PROBLEM TO SOLVE = Gather up every line that includes the string "this".

MATERIAL PROVIDED =
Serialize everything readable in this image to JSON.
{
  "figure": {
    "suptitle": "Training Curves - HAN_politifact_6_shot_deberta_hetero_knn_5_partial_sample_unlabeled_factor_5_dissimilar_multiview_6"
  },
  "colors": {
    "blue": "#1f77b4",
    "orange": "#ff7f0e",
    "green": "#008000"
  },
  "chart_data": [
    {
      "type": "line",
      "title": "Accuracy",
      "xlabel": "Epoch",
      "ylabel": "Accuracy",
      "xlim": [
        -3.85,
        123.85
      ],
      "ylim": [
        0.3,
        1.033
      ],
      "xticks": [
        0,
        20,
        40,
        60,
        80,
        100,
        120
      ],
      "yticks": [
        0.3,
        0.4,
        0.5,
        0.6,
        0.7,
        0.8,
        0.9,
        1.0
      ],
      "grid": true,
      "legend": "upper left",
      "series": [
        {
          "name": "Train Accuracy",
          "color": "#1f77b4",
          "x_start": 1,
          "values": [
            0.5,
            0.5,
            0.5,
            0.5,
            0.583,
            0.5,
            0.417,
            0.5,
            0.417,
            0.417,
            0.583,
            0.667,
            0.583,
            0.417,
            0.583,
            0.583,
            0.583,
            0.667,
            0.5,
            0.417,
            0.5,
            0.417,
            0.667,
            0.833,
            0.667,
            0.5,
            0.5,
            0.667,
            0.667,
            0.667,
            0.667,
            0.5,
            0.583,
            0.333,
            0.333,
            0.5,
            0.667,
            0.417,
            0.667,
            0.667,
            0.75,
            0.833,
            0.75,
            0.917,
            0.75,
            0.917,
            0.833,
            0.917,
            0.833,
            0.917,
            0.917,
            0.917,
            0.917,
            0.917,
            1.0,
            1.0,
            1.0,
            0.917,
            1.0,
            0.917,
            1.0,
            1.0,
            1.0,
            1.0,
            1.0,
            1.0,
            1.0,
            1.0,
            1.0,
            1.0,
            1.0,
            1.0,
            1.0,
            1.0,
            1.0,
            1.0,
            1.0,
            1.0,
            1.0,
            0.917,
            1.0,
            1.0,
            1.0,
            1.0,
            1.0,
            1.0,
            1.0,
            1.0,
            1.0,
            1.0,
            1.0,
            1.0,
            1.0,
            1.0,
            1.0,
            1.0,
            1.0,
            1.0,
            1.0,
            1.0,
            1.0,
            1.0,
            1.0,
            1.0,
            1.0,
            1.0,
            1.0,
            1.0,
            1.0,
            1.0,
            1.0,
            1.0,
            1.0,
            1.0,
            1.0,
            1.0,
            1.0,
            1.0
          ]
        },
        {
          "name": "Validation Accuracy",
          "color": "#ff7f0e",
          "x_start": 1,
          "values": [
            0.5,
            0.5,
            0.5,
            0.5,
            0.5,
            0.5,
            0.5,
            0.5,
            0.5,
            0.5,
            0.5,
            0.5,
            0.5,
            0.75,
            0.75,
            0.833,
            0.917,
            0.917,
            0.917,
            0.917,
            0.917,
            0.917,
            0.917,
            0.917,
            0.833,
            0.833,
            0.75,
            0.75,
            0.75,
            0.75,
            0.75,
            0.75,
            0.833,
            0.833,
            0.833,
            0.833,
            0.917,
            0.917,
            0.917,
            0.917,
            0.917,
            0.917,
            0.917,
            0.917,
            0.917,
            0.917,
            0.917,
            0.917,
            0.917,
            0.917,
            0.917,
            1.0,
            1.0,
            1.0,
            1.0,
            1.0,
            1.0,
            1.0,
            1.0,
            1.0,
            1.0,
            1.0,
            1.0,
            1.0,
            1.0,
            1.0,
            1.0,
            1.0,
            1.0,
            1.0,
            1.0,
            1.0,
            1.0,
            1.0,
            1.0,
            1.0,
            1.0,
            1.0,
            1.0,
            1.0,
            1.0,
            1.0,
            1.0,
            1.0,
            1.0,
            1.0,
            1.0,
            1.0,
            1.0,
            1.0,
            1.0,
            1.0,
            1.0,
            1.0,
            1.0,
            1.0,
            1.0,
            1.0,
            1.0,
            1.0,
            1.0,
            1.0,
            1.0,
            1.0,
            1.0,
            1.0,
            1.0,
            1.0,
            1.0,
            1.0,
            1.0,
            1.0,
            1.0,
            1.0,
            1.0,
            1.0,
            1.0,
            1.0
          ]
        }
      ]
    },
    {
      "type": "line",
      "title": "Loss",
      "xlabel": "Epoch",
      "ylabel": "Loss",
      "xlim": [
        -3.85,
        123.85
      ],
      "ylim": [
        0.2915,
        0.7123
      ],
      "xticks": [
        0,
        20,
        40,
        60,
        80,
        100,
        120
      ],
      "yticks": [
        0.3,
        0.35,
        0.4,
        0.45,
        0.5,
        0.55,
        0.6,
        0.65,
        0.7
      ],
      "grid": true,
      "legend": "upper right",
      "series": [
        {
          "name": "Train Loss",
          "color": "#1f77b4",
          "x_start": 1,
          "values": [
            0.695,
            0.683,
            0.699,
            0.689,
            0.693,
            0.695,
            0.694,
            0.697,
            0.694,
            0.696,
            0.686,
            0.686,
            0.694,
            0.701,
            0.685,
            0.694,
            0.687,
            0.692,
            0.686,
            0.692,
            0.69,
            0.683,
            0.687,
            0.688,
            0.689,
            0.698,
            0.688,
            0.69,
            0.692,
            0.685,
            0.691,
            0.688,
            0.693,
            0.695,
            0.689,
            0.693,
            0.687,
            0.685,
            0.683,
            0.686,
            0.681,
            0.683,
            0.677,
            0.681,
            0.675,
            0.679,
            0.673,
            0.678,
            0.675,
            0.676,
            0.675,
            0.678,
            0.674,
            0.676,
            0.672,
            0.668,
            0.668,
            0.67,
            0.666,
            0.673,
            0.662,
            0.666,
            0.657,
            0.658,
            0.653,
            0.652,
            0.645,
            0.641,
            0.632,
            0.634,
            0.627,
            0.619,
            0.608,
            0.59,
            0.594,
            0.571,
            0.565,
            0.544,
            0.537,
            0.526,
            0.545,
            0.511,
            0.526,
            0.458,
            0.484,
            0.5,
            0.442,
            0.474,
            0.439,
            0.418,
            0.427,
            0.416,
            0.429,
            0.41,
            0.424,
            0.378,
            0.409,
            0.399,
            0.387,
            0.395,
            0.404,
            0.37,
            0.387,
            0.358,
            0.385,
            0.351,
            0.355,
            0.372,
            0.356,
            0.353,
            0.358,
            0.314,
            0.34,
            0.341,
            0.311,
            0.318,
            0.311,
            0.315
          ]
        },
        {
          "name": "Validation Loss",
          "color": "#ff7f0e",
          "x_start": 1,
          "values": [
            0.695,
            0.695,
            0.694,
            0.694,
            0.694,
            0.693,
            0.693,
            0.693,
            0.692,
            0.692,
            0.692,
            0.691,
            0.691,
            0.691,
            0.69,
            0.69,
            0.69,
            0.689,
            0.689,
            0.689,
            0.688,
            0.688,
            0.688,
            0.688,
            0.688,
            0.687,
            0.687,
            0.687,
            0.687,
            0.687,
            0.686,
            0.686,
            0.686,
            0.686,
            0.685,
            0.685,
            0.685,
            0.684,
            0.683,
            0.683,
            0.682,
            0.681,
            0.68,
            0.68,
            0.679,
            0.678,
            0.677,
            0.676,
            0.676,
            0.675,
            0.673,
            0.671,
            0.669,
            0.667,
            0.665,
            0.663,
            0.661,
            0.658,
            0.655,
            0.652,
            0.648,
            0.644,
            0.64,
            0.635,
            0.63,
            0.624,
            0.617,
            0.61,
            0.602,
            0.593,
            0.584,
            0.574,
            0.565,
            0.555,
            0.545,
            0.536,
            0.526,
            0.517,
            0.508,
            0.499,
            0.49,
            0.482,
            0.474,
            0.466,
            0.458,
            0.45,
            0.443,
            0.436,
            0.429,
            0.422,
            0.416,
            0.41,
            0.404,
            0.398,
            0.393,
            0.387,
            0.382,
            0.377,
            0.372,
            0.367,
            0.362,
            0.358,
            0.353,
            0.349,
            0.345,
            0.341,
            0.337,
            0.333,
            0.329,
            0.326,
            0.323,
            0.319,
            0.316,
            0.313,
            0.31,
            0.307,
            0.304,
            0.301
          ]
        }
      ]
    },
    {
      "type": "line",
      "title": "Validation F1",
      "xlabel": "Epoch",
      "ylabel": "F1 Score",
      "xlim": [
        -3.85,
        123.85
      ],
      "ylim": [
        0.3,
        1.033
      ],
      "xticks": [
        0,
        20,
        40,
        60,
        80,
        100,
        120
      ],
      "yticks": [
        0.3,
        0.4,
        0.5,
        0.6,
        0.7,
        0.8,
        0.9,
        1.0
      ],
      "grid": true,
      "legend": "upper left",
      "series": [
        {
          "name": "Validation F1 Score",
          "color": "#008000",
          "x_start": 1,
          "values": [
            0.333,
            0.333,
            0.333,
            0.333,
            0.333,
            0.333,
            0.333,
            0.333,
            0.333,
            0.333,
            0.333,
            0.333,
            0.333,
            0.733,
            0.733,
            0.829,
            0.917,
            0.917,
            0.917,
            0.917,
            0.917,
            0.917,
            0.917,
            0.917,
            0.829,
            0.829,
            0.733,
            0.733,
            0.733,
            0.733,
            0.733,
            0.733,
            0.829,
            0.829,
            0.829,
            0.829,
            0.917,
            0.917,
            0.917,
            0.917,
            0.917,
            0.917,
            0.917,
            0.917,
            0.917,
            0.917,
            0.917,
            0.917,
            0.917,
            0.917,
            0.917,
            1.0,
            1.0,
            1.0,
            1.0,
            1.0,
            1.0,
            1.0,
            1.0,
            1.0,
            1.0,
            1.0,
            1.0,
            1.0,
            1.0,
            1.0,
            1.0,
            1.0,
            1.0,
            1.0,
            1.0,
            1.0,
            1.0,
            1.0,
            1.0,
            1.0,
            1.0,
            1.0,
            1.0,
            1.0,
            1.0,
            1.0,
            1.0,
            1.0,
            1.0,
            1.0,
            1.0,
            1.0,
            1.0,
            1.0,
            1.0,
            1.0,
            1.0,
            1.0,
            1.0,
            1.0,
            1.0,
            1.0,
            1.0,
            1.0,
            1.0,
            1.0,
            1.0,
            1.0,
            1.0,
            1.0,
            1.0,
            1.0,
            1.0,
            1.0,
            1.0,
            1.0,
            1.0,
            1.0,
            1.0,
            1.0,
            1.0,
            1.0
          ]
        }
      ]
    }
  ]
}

...

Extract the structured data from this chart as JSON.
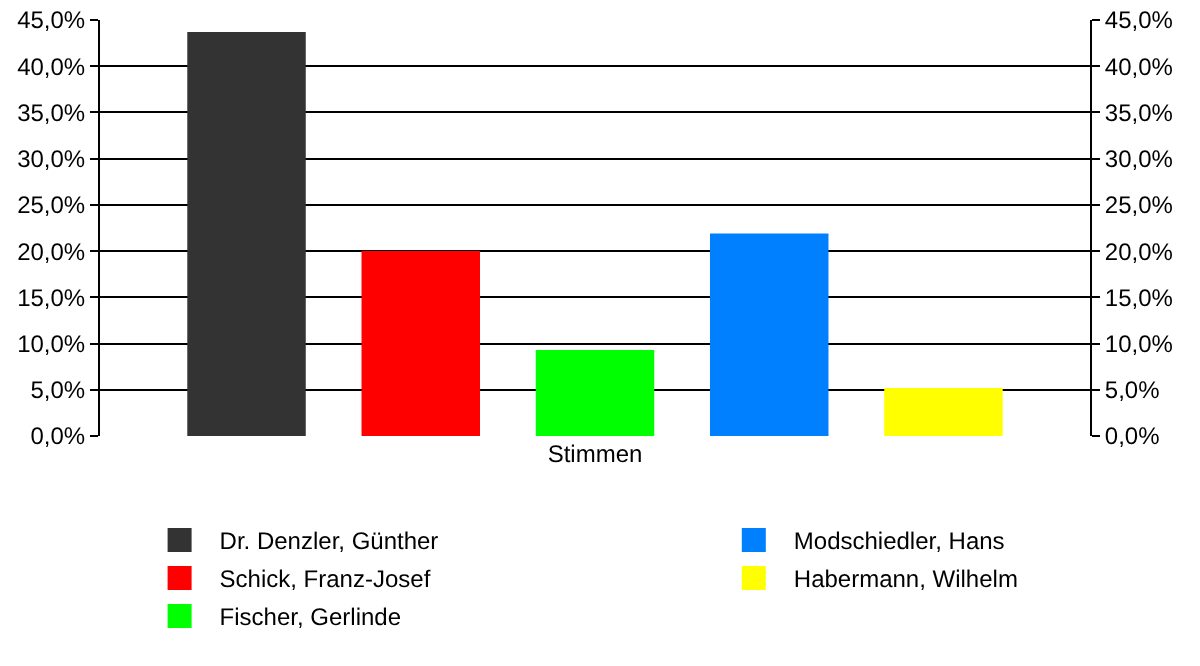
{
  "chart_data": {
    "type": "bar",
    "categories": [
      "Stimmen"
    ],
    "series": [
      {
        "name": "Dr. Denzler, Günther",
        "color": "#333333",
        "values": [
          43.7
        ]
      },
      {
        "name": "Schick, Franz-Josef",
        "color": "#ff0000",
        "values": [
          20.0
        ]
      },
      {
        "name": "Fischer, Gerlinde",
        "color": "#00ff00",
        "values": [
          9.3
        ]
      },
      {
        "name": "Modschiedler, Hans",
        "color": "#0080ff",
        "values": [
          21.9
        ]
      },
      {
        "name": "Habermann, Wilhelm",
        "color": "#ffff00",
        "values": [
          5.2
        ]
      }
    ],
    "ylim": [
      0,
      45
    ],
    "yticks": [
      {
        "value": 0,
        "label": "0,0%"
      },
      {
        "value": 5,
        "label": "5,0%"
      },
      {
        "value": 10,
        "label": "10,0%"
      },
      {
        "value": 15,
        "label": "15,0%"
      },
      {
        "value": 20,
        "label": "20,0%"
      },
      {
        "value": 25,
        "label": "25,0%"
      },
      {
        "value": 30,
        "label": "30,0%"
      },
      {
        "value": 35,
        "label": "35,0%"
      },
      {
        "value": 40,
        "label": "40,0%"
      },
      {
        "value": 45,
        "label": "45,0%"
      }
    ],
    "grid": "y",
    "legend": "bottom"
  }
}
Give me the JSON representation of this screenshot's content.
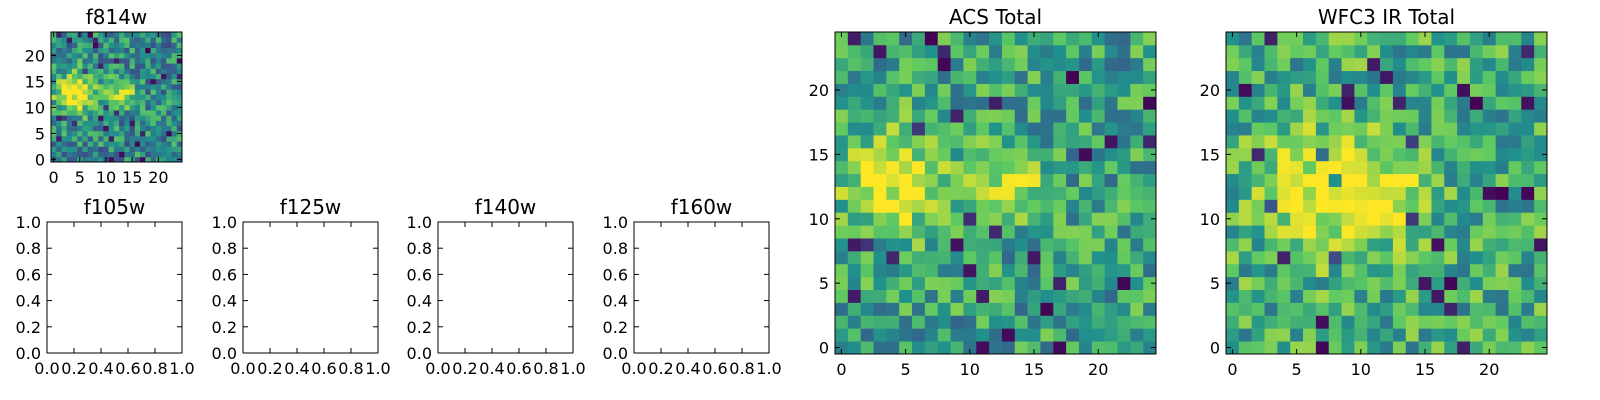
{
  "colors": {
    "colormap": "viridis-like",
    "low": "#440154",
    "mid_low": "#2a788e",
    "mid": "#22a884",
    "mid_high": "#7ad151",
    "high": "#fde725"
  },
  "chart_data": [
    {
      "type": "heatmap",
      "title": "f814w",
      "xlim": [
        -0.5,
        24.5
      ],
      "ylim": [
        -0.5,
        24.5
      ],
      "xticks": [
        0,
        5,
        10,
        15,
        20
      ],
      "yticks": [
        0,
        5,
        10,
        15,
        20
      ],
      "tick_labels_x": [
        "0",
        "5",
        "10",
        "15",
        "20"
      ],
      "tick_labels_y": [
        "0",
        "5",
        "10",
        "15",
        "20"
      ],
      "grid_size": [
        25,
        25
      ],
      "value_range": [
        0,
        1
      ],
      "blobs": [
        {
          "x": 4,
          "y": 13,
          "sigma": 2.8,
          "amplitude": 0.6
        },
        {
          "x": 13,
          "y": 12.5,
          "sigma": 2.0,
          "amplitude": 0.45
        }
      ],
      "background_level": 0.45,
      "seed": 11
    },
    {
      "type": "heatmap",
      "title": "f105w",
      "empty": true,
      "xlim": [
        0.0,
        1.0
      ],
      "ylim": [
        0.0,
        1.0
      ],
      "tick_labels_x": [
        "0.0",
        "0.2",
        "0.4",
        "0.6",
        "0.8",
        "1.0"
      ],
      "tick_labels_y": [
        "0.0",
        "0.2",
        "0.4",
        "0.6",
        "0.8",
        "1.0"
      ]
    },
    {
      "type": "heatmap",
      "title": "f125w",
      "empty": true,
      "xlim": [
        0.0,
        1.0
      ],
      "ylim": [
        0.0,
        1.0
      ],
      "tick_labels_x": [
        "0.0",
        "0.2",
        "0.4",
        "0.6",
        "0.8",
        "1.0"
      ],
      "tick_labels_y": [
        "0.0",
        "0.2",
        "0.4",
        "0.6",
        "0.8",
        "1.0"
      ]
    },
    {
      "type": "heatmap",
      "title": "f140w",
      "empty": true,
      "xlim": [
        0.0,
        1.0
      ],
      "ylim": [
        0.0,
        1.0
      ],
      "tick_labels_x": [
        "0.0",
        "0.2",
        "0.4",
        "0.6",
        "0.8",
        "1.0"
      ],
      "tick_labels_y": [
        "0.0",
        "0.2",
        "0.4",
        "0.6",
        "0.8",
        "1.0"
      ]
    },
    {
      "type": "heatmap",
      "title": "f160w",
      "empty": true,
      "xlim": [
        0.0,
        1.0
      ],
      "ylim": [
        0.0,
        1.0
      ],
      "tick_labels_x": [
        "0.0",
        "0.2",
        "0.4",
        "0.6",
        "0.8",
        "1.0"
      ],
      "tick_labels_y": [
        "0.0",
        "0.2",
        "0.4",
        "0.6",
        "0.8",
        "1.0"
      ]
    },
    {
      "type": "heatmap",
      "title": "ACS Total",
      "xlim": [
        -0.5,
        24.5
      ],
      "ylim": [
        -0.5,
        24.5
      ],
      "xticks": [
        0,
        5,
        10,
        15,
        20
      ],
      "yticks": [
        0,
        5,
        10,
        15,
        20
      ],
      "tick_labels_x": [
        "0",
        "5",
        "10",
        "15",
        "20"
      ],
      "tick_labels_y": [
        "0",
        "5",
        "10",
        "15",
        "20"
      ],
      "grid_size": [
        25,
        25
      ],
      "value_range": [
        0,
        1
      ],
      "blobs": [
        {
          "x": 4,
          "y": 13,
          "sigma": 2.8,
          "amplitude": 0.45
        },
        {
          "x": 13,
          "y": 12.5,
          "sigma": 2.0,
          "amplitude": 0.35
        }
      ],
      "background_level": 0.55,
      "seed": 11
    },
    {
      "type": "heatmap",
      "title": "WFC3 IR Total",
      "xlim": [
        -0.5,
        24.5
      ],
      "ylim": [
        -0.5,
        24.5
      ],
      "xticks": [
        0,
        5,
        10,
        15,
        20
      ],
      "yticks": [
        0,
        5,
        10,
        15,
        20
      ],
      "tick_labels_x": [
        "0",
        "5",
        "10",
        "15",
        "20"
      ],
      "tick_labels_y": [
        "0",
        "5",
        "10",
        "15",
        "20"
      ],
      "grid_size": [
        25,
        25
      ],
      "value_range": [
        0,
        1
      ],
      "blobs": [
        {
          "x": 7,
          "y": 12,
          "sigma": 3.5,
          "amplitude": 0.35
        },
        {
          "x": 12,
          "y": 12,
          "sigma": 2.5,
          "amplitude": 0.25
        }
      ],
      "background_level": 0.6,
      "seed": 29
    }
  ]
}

FULL RESPONSE =
Serialize everything readable in this image to JSON.
Extract the structured data from this chart as JSON.
Give me the JSON representation of this screenshot's content.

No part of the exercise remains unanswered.